**WRITTEN TASK:** The lines to extract begin at the line that contains "Extract all readable text from this page." and run through the last line of the listing; reproduce them exactly, minus any pictures.

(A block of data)
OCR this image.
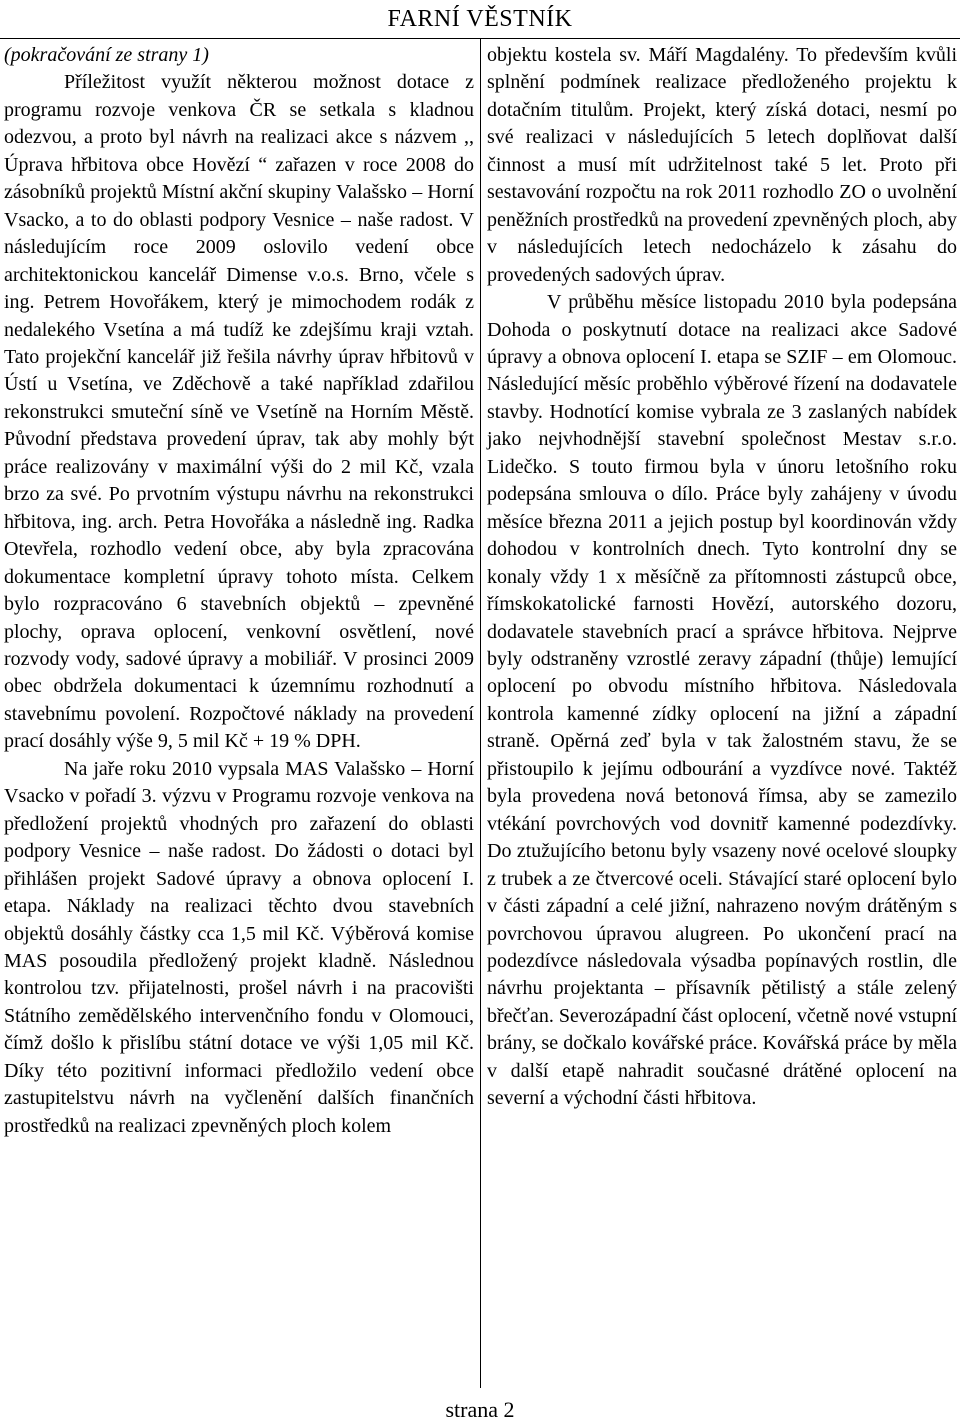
FARNÍ VĚSTNÍK

(pokračování ze strany 1)

Příležitost využít některou možnost dotace z programu rozvoje venkova ČR se setkala s kladnou odezvou, a proto byl návrh na realizaci akce s názvem ,, Úprava hřbitova obce Hovězí “ zařazen v roce 2008 do zásobníků projektů Místní akční skupiny Valašsko – Horní Vsacko, a to do oblasti podpory Vesnice – naše radost. V následujícím roce 2009 oslovilo vedení obce architektonickou kancelář Dimense v.o.s. Brno, včele s ing. Petrem Hovořákem, který je mimochodem rodák z nedalekého Vsetína a má tudíž ke zdejšímu kraji vztah. Tato projekční kancelář již řešila návrhy úprav hřbitovů v Ústí u Vsetína, ve Zděchově a také například zdařilou rekonstrukci smuteční síně ve Vsetíně na Horním Městě. Původní představa provedení úprav, tak aby mohly být práce realizovány v maximální výši do 2 mil Kč, vzala brzo za své. Po prvotním výstupu návrhu na rekonstrukci hřbitova, ing. arch. Petra Hovořáka a následně ing. Radka Otevřela, rozhodlo vedení obce, aby byla zpracována dokumentace kompletní úpravy tohoto místa. Celkem bylo rozpracováno 6 stavebních objektů – zpevněné plochy, oprava oplocení, venkovní osvětlení, nové rozvody vody, sadové úpravy a mobiliář. V prosinci 2009 obec obdržela dokumentaci k územnímu rozhodnutí a stavebnímu povolení. Rozpočtové náklady na provedení prací dosáhly výše 9, 5 mil Kč + 19 % DPH.

Na jaře roku 2010 vypsala MAS Valašsko – Horní Vsacko v pořadí 3. výzvu v Programu rozvoje venkova na předložení projektů vhodných pro zařazení do oblasti podpory Vesnice – naše radost. Do žádosti o dotaci byl přihlášen projekt Sadové úpravy a obnova oplocení I. etapa. Náklady na realizaci těchto dvou stavebních objektů dosáhly částky cca 1,5 mil Kč. Výběrová komise MAS posoudila předložený projekt kladně. Následnou kontrolou tzv. přijatelnosti, prošel návrh i na pracovišti Státního zemědělského intervenčního fondu v Olomouci, čímž došlo k přislíbu státní dotace ve výši 1,05 mil Kč. Díky této pozitivní informaci předložilo vedení obce zastupitelstvu návrh na vyčlenění dalších finančních prostředků na realizaci zpevněných ploch kolem

objektu kostela sv. Máří Magdalény. To především kvůli splnění podmínek realizace předloženého projektu k dotačním titulům. Projekt, který získá dotaci, nesmí po své realizaci v následujících 5 letech doplňovat další činnost a musí mít udržitelnost také 5 let. Proto při sestavování rozpočtu na rok 2011 rozhodlo ZO o uvolnění peněžních prostředků na provedení zpevněných ploch, aby v následujících letech nedocházelo k zásahu do provedených sadových úprav.

V průběhu měsíce listopadu 2010 byla podepsána Dohoda o poskytnutí dotace na realizaci akce Sadové úpravy a obnova oplocení I. etapa se SZIF – em Olomouc. Následující měsíc proběhlo výběrové řízení na dodavatele stavby. Hodnotící komise vybrala ze 3 zaslaných nabídek jako nejvhodnější stavební společnost Mestav s.r.o. Lidečko. S touto firmou byla v únoru letošního roku podepsána smlouva o dílo. Práce byly zahájeny v úvodu měsíce března 2011 a jejich postup byl koordinován vždy dohodou v kontrolních dnech. Tyto kontrolní dny se konaly vždy 1 x měsíčně za přítomnosti zástupců obce, římskokatolické farnosti Hovězí, autorského dozoru, dodavatele stavebních prací a správce hřbitova. Nejprve byly odstraněny vzrostlé zeravy západní (thůje) lemující oplocení po obvodu místního hřbitova. Následovala kontrola kamenné zídky oplocení na jižní a západní straně. Opěrná zeď byla v tak žalostném stavu, že se přistoupilo k jejímu odbourání a vyzdívce nové. Taktéž byla provedena nová betonová římsa, aby se zamezilo vtékání povrchových vod dovnitř kamenné podezdívky. Do ztužujícího betonu byly vsazeny nové ocelové sloupky z trubek a ze čtvercové oceli. Stávající staré oplocení bylo v části západní a celé jižní, nahrazeno novým drátěným s povrchovou úpravou alugreen. Po ukončení prací na podezdívce následovala výsadba popínavých rostlin, dle návrhu projektanta – přísavník pětilistý a stále zelený břečťan. Severozápadní část oplocení, včetně nové vstupní brány, se dočkalo kovářské práce. Kovářská práce by měla v další etapě nahradit současné drátěné oplocení na severní a východní části hřbitova.

strana 2
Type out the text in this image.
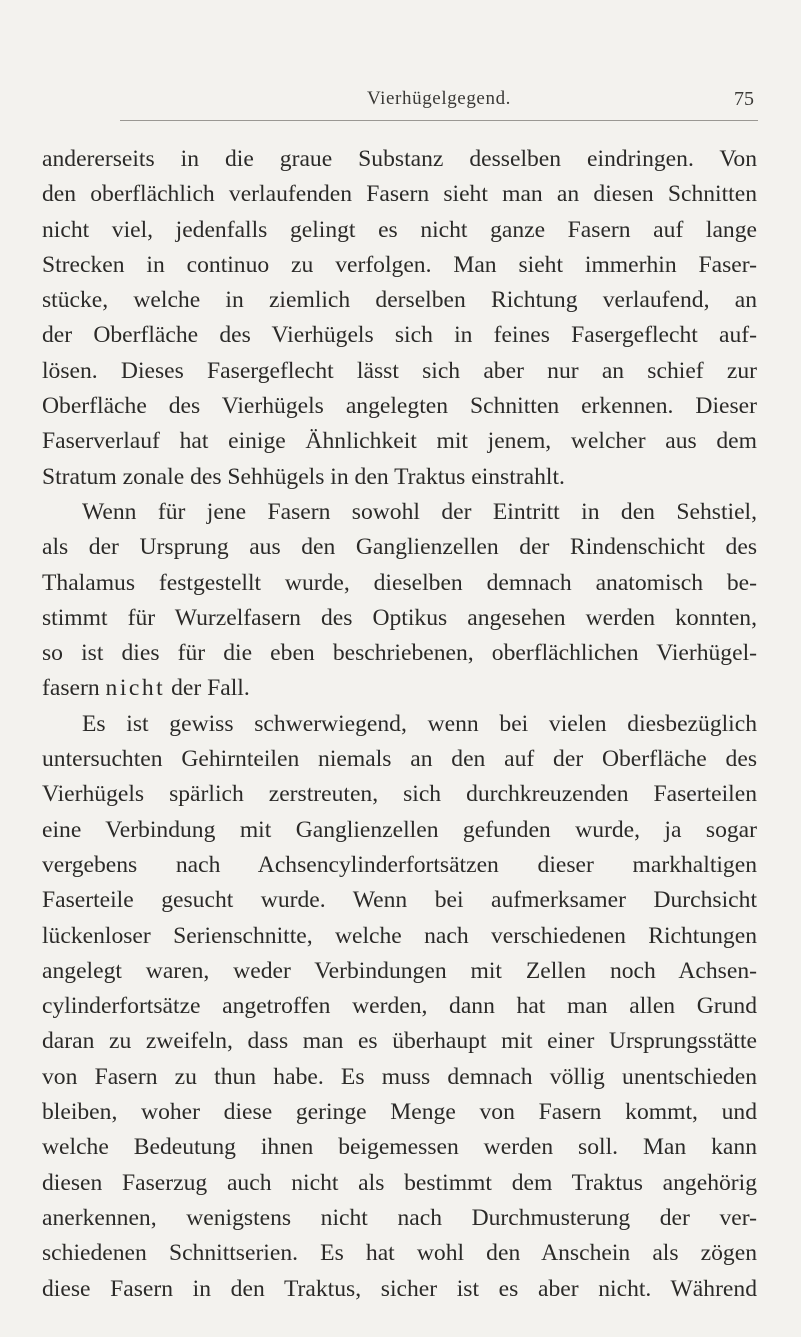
Vierhügelgegend.	75
andererseits in die graue Substanz desselben eindringen. Von
den oberflächlich verlaufenden Fasern sieht man an diesen Schnitten
nicht viel, jedenfalls gelingt es nicht ganze Fasern auf lange
Strecken in continuo zu verfolgen. Man sieht immerhin Faser-
stücke, welche in ziemlich derselben Richtung verlaufend, an
der Oberfläche des Vierhügels sich in feines Fasergeflecht auf-
lösen. Dieses Fasergeflecht lässt sich aber nur an schief zur
Oberfläche des Vierhügels angelegten Schnitten erkennen. Dieser
Faserverlauf hat einige Ähnlichkeit mit jenem, welcher aus dem
Stratum zonale des Sehhügels in den Traktus einstrahlt.
Wenn für jene Fasern sowohl der Eintritt in den Sehstiel,
als der Ursprung aus den Ganglienzellen der Rindenschicht des
Thalamus festgestellt wurde, dieselben demnach anatomisch be-
stimmt für Wurzelfasern des Optikus angesehen werden konnten,
so ist dies für die eben beschriebenen, oberflächlichen Vierhügel-
fasern nicht der Fall.
Es ist gewiss schwerwiegend, wenn bei vielen diesbezüglich
untersuchten Gehirnteilen niemals an den auf der Oberfläche des
Vierhügels spärlich zerstreuten, sich durchkreuzenden Faserteilen
eine Verbindung mit Ganglienzellen gefunden wurde, ja sogar
vergebens nach Achsencylinderfortsätzen dieser markhaltigen
Faserteile gesucht wurde. Wenn bei aufmerksamer Durchsicht
lückenloser Serienschnitte, welche nach verschiedenen Richtungen
angelegt waren, weder Verbindungen mit Zellen noch Achsen-
cylinderfortsätze angetroffen werden, dann hat man allen Grund
daran zu zweifeln, dass man es überhaupt mit einer Ursprungsstätte
von Fasern zu thun habe. Es muss demnach völlig unentschieden
bleiben, woher diese geringe Menge von Fasern kommt, und
welche Bedeutung ihnen beigemessen werden soll. Man kann
diesen Faserzug auch nicht als bestimmt dem Traktus angehörig
anerkennen, wenigstens nicht nach Durchmusterung der ver-
schiedenen Schnittserien. Es hat wohl den Anschein als zögen
diese Fasern in den Traktus, sicher ist es aber nicht. Während
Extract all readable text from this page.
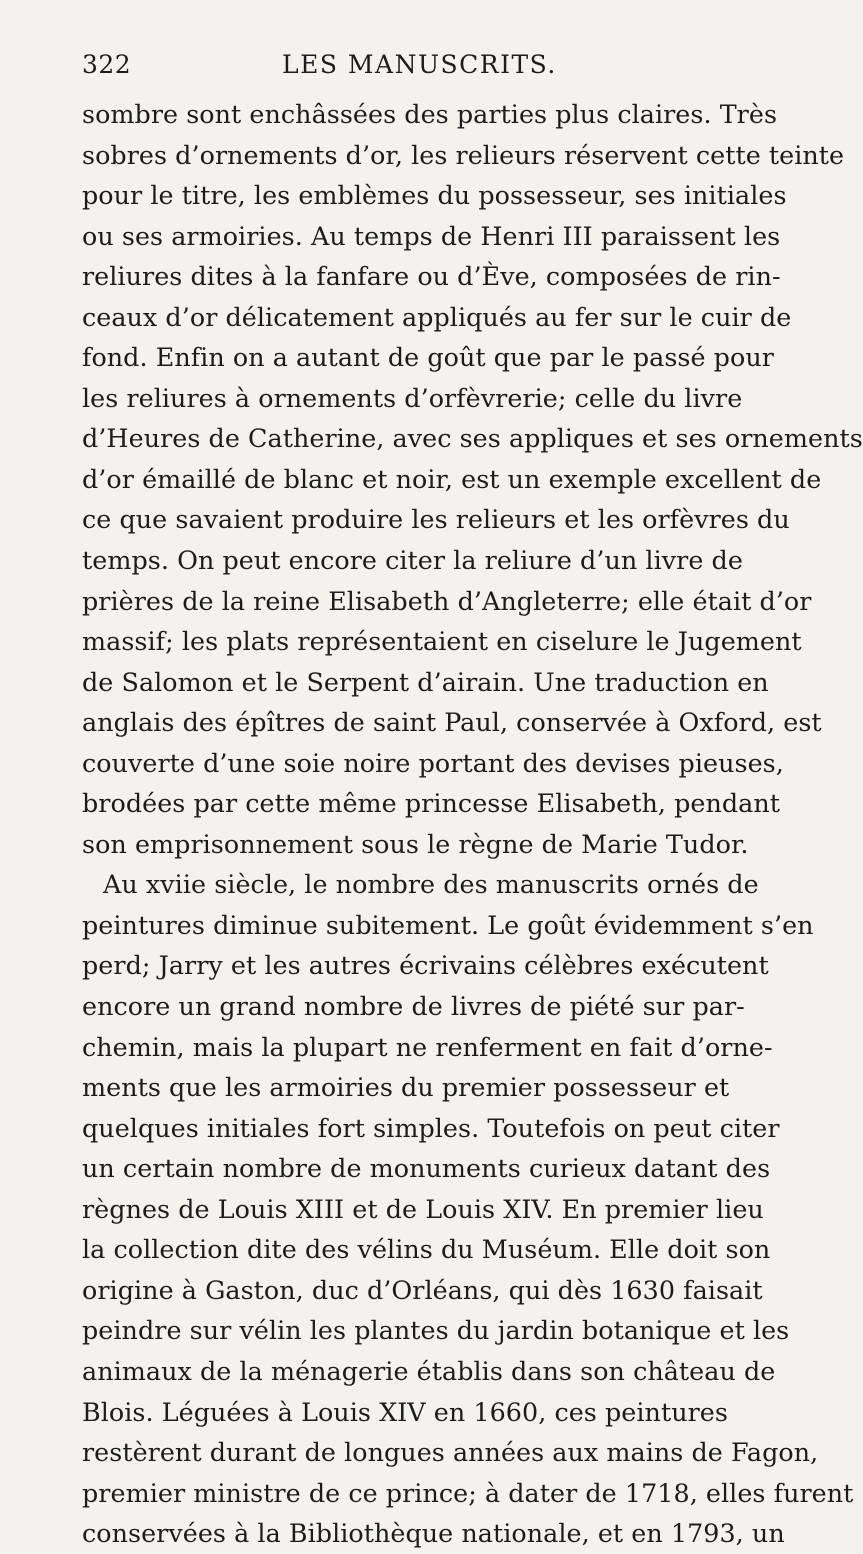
322	LES MANUSCRITS.
sombre sont enchâssées des parties plus claires. Très
sobres d’ornements d’or, les relieurs réservent cette teinte
pour le titre, les emblèmes du possesseur, ses initiales
ou ses armoiries. Au temps de Henri III paraissent les
reliures dites à la fanfare ou d’Ève, composées de rin-
ceaux d’or délicatement appliqués au fer sur le cuir de
fond. Enfin on a autant de goût que par le passé pour
les reliures à ornements d’orfèvrerie; celle du livre
d’Heures de Catherine, avec ses appliques et ses ornements
d’or émaillé de blanc et noir, est un exemple excellent de
ce que savaient produire les relieurs et les orfèvres du
temps. On peut encore citer la reliure d’un livre de
prières de la reine Elisabeth d’Angleterre; elle était d’or
massif; les plats représentaient en ciselure le Jugement
de Salomon et le Serpent d’airain. Une traduction en
anglais des épîtres de saint Paul, conservée à Oxford, est
couverte d’une soie noire portant des devises pieuses,
brodées par cette même princesse Elisabeth, pendant
son emprisonnement sous le règne de Marie Tudor.
Au xviie siècle, le nombre des manuscrits ornés de
peintures diminue subitement. Le goût évidemment s’en
perd; Jarry et les autres écrivains célèbres exécutent
encore un grand nombre de livres de piété sur par-
chemin, mais la plupart ne renferment en fait d’orne-
ments que les armoiries du premier possesseur et
quelques initiales fort simples. Toutefois on peut citer
un certain nombre de monuments curieux datant des
règnes de Louis XIII et de Louis XIV. En premier lieu
la collection dite des vélins du Muséum. Elle doit son
origine à Gaston, duc d’Orléans, qui dès 1630 faisait
peindre sur vélin les plantes du jardin botanique et les
animaux de la ménagerie établis dans son château de
Blois. Léguées à Louis XIV en 1660, ces peintures
restèrent durant de longues années aux mains de Fagon,
premier ministre de ce prince; à dater de 1718, elles furent
conservées à la Bibliothèque nationale, et en 1793, un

**CORRECT RESPONSE:**
Extract all readable text from this page.
322	LES MANUSCRITS.
sombre sont enchâssées des parties plus claires. Très
sobres d’ornements d’or, les relieurs réservent cette teinte
pour le titre, les emblèmes du possesseur, ses initiales
ou ses armoiries. Au temps de Henri III paraissent les
reliures dites à la fanfare ou d’Ève, composées de rin-
ceaux d’or délicatement appliqués au fer sur le cuir de
fond. Enfin on a autant de goût que par le passé pour
les reliures à ornements d’orfèvrerie; celle du livre
d’Heures de Catherine, avec ses appliques et ses ornements
d’or émaillé de blanc et noir, est un exemple excellent de
ce que savaient produire les relieurs et les orfèvres du
temps. On peut encore citer la reliure d’un livre de
prières de la reine Elisabeth d’Angleterre; elle était d’or
massif; les plats représentaient en ciselure le Jugement
de Salomon et le Serpent d’airain. Une traduction en
anglais des épîtres de saint Paul, conservée à Oxford, est
couverte d’une soie noire portant des devises pieuses,
brodées par cette même princesse Elisabeth, pendant
son emprisonnement sous le règne de Marie Tudor.
Au xviie siècle, le nombre des manuscrits ornés de
peintures diminue subitement. Le goût évidemment s’en
perd; Jarry et les autres écrivains célèbres exécutent
encore un grand nombre de livres de piété sur par-
chemin, mais la plupart ne renferment en fait d’orne-
ments que les armoiries du premier possesseur et
quelques initiales fort simples. Toutefois on peut citer
un certain nombre de monuments curieux datant des
règnes de Louis XIII et de Louis XIV. En premier lieu
la collection dite des vélins du Muséum. Elle doit son
origine à Gaston, duc d’Orléans, qui dès 1630 faisait
peindre sur vélin les plantes du jardin botanique et les
animaux de la ménagerie établis dans son château de
Blois. Léguées à Louis XIV en 1660, ces peintures
restèrent durant de longues années aux mains de Fagon,
premier ministre de ce prince; à dater de 1718, elles furent
conservées à la Bibliothèque nationale, et en 1793, un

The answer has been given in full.